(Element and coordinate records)

***

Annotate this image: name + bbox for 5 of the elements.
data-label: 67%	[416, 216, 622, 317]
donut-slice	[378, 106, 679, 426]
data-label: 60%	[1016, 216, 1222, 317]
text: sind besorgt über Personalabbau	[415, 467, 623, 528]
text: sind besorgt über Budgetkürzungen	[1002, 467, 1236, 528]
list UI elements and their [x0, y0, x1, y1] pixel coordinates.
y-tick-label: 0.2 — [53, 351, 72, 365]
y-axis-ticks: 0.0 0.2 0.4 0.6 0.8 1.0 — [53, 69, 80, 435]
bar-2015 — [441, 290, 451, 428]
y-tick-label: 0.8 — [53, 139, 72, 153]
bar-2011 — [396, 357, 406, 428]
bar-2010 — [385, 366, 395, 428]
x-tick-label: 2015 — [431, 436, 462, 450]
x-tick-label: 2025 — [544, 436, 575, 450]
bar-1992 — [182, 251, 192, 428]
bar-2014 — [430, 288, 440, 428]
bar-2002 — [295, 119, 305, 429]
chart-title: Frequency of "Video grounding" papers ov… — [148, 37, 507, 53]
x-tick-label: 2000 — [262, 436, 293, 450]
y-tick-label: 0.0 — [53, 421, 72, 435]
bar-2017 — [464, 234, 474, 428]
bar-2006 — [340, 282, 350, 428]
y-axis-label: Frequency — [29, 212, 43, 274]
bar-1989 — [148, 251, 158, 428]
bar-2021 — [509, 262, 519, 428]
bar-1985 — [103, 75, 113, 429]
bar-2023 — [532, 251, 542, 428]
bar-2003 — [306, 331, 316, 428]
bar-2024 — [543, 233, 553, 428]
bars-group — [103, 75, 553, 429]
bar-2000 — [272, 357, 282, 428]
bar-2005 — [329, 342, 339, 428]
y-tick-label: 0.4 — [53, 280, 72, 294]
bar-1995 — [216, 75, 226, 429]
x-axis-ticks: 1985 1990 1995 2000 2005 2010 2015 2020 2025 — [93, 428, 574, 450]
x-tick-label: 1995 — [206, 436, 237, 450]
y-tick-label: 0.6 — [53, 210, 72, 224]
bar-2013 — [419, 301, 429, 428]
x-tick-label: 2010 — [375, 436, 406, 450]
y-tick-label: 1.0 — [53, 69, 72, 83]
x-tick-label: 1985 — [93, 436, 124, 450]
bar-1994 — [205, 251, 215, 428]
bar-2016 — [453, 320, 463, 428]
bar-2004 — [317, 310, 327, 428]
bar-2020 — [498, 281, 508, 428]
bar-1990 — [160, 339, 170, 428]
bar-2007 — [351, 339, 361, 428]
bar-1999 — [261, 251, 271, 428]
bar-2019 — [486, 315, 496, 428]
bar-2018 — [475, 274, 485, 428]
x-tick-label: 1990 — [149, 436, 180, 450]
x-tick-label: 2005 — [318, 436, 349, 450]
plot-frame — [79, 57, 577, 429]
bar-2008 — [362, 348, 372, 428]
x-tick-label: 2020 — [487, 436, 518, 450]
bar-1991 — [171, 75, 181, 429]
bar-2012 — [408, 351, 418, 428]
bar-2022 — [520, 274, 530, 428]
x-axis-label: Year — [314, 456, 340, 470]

***

Task brief:
Copy out the lines from the very first one through the line containing "bar-2023 — [532, 251, 542, 428]", including both.

The response:
Annotate this image: name + bbox for 5 of the elements.
data-label: 67%	[416, 216, 622, 317]
donut-slice	[378, 106, 679, 426]
data-label: 60%	[1016, 216, 1222, 317]
text: sind besorgt über Personalabbau	[415, 467, 623, 528]
text: sind besorgt über Budgetkürzungen	[1002, 467, 1236, 528]
list UI elements and their [x0, y0, x1, y1] pixel coordinates.
y-tick-label: 0.2 — [53, 351, 72, 365]
y-axis-ticks: 0.0 0.2 0.4 0.6 0.8 1.0 — [53, 69, 80, 435]
bar-2015 — [441, 290, 451, 428]
y-tick-label: 0.8 — [53, 139, 72, 153]
bar-2011 — [396, 357, 406, 428]
bar-2010 — [385, 366, 395, 428]
x-tick-label: 2015 — [431, 436, 462, 450]
x-tick-label: 2025 — [544, 436, 575, 450]
bar-1992 — [182, 251, 192, 428]
bar-2014 — [430, 288, 440, 428]
bar-2002 — [295, 119, 305, 429]
chart-title: Frequency of "Video grounding" papers ov… — [148, 37, 507, 53]
x-tick-label: 2000 — [262, 436, 293, 450]
y-tick-label: 0.0 — [53, 421, 72, 435]
bar-2017 — [464, 234, 474, 428]
bar-2006 — [340, 282, 350, 428]
y-axis-label: Frequency — [29, 212, 43, 274]
bar-1989 — [148, 251, 158, 428]
bar-2021 — [509, 262, 519, 428]
bar-1985 — [103, 75, 113, 429]
bar-2023 — [532, 251, 542, 428]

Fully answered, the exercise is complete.